WHAT THE TASK REQUIRES
Please go through the material below and pull out every line that contains the string "gain", copying each one.

INPUT FOR THIS TASK
========
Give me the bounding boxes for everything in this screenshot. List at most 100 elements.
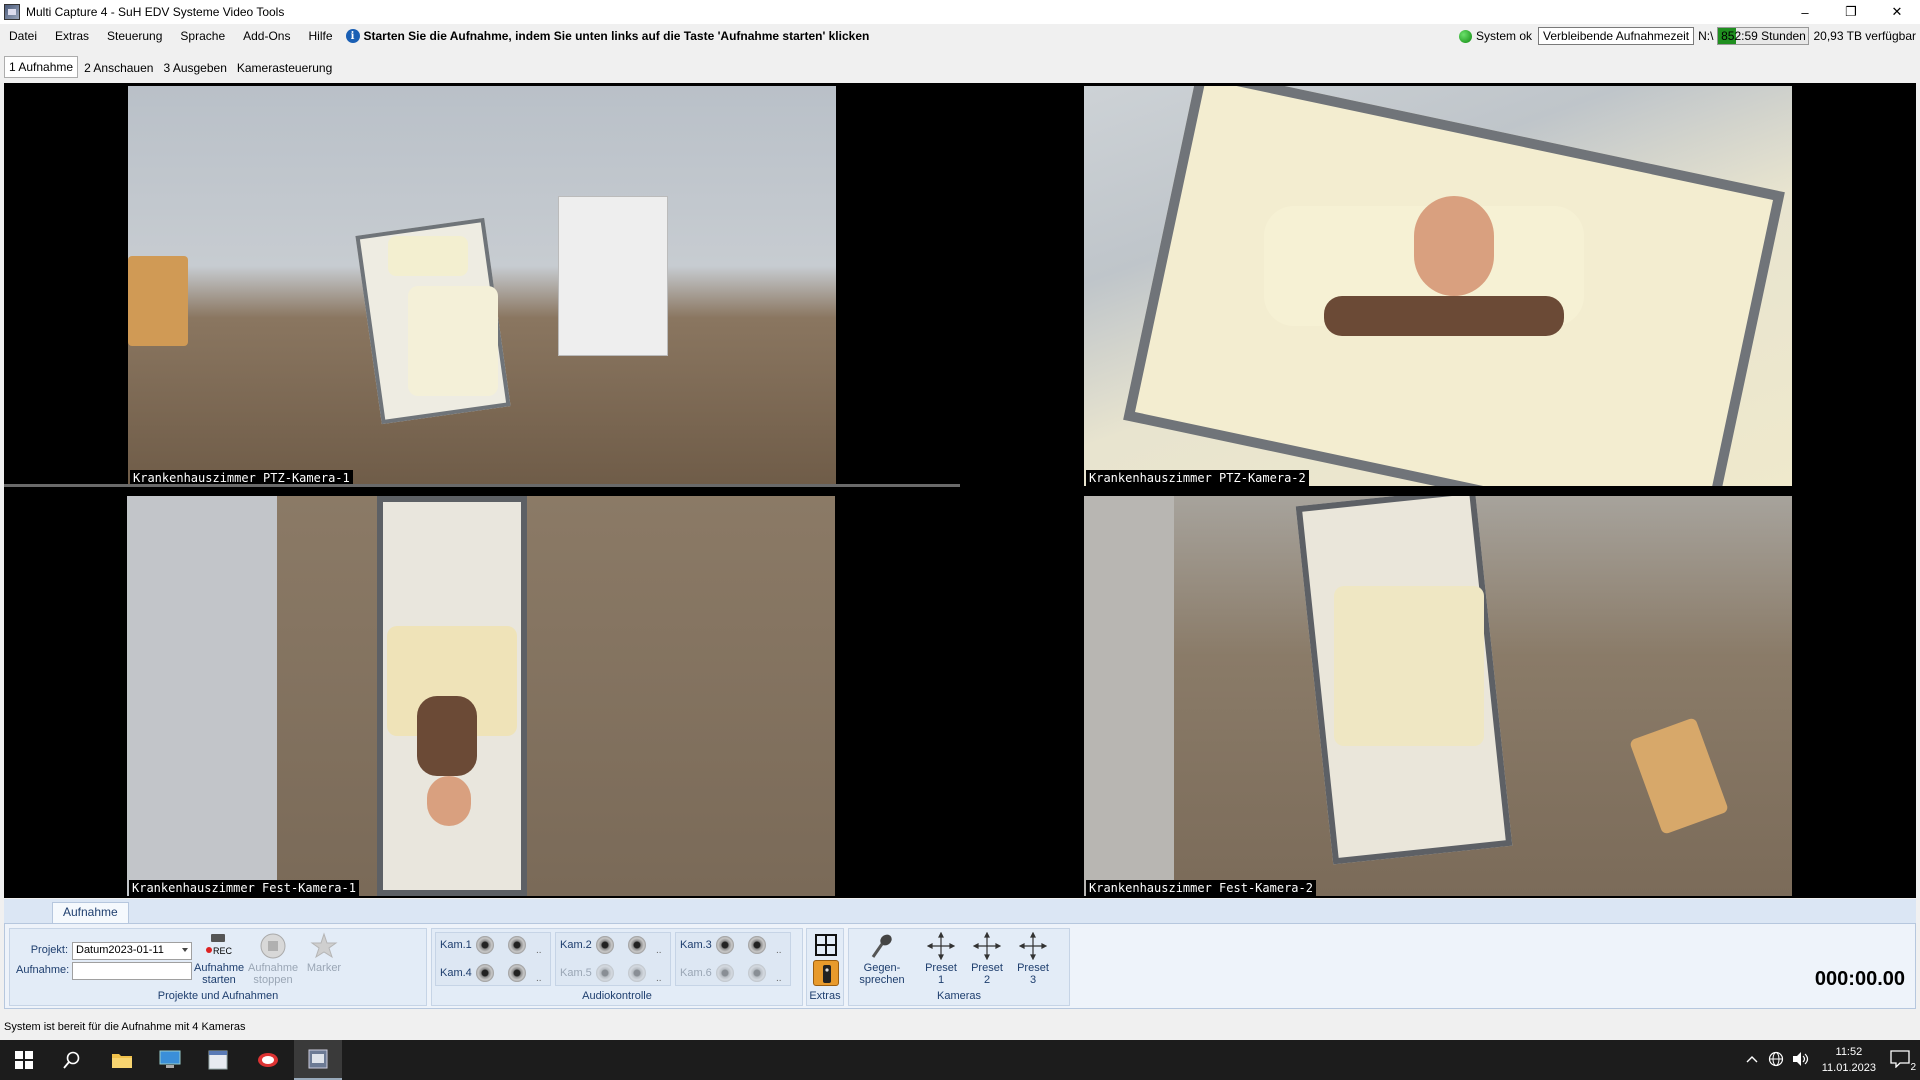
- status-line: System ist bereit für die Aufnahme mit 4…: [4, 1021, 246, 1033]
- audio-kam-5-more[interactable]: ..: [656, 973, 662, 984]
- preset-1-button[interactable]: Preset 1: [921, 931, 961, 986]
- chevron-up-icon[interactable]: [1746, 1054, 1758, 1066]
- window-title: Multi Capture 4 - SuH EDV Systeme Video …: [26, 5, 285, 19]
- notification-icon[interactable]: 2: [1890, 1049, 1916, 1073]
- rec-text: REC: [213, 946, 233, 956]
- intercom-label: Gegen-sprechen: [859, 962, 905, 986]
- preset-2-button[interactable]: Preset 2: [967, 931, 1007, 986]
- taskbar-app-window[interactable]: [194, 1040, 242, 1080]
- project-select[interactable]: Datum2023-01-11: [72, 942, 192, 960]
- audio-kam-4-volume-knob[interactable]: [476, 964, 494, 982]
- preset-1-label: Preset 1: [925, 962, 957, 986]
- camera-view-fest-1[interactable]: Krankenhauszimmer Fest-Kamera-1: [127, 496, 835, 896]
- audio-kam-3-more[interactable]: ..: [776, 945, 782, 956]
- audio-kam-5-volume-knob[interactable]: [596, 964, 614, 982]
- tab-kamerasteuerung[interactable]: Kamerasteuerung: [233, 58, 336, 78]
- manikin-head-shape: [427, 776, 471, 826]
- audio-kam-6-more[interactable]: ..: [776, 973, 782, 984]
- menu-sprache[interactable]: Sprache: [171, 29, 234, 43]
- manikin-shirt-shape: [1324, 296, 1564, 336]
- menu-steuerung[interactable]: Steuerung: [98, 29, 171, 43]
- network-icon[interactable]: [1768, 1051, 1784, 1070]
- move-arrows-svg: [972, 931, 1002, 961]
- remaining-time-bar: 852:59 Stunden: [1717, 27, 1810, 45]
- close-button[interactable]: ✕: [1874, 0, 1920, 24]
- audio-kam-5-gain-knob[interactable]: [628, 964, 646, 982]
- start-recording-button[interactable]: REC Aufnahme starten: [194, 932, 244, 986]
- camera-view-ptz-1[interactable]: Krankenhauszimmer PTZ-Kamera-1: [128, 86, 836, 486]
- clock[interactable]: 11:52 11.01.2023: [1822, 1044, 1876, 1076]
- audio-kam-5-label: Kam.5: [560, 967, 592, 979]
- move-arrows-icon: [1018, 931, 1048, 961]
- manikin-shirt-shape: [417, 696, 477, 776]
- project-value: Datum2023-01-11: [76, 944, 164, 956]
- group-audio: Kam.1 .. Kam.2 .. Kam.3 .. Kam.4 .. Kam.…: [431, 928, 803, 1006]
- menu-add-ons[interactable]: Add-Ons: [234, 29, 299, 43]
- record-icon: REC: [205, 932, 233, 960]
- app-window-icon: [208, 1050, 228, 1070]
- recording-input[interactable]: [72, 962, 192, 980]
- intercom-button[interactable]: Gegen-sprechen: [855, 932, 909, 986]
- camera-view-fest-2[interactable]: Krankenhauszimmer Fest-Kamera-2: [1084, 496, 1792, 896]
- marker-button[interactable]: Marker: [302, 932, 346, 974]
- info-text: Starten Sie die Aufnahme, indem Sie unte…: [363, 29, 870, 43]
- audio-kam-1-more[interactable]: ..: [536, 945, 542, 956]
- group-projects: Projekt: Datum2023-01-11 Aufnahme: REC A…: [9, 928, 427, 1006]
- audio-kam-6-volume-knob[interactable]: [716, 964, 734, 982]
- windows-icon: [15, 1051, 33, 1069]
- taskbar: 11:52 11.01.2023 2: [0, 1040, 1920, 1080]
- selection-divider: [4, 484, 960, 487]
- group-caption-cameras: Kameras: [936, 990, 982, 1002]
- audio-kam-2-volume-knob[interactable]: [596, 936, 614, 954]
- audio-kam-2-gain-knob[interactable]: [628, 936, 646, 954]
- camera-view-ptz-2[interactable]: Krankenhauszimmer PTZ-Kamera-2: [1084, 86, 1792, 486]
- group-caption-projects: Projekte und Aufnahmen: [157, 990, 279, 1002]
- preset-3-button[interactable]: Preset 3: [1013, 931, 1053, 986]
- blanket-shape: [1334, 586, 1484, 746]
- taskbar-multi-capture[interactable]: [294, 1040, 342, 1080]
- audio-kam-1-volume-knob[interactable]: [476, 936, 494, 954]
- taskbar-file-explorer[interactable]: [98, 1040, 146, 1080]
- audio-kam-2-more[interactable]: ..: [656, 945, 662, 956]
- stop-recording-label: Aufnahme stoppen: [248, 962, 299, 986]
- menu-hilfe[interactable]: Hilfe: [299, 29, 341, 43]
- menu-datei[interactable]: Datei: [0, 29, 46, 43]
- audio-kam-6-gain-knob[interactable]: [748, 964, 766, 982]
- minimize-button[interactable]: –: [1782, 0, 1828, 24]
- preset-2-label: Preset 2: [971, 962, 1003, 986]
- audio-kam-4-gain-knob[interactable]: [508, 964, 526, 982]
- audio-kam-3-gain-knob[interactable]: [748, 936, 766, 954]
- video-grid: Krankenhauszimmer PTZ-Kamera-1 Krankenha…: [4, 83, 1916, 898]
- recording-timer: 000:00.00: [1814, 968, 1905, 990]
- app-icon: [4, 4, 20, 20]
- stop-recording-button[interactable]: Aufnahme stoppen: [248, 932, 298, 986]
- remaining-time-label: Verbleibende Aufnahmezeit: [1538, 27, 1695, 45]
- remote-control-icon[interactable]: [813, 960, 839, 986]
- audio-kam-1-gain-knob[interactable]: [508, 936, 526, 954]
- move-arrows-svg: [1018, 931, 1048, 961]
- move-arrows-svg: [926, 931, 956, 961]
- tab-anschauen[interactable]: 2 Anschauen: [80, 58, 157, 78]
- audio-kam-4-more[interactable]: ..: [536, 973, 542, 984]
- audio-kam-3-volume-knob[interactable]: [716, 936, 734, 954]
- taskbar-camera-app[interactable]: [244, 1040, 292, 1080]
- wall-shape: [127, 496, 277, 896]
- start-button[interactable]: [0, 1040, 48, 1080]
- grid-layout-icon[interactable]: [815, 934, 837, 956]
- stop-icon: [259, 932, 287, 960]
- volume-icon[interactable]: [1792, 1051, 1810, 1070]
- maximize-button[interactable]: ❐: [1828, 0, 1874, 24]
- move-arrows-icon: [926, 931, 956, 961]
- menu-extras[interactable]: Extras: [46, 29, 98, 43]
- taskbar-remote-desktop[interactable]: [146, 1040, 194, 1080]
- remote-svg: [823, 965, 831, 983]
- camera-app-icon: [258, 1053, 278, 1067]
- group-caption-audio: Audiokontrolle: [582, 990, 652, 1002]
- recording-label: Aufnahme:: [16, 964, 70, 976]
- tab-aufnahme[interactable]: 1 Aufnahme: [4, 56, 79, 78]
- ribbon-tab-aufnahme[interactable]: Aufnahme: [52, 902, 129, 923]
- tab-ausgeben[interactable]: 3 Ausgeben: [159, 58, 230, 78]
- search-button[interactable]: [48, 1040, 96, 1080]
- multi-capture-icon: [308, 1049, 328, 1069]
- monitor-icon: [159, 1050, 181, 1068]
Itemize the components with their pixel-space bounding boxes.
========
RIGHT ANSWER
- audio-kam-5-gain-knob[interactable]: [628, 964, 646, 982]
- audio-kam-2-gain-knob[interactable]: [628, 936, 646, 954]
- audio-kam-6-gain-knob[interactable]: [748, 964, 766, 982]
- audio-kam-4-gain-knob[interactable]: [508, 964, 526, 982]
- audio-kam-3-gain-knob[interactable]: [748, 936, 766, 954]
- audio-kam-1-gain-knob[interactable]: [508, 936, 526, 954]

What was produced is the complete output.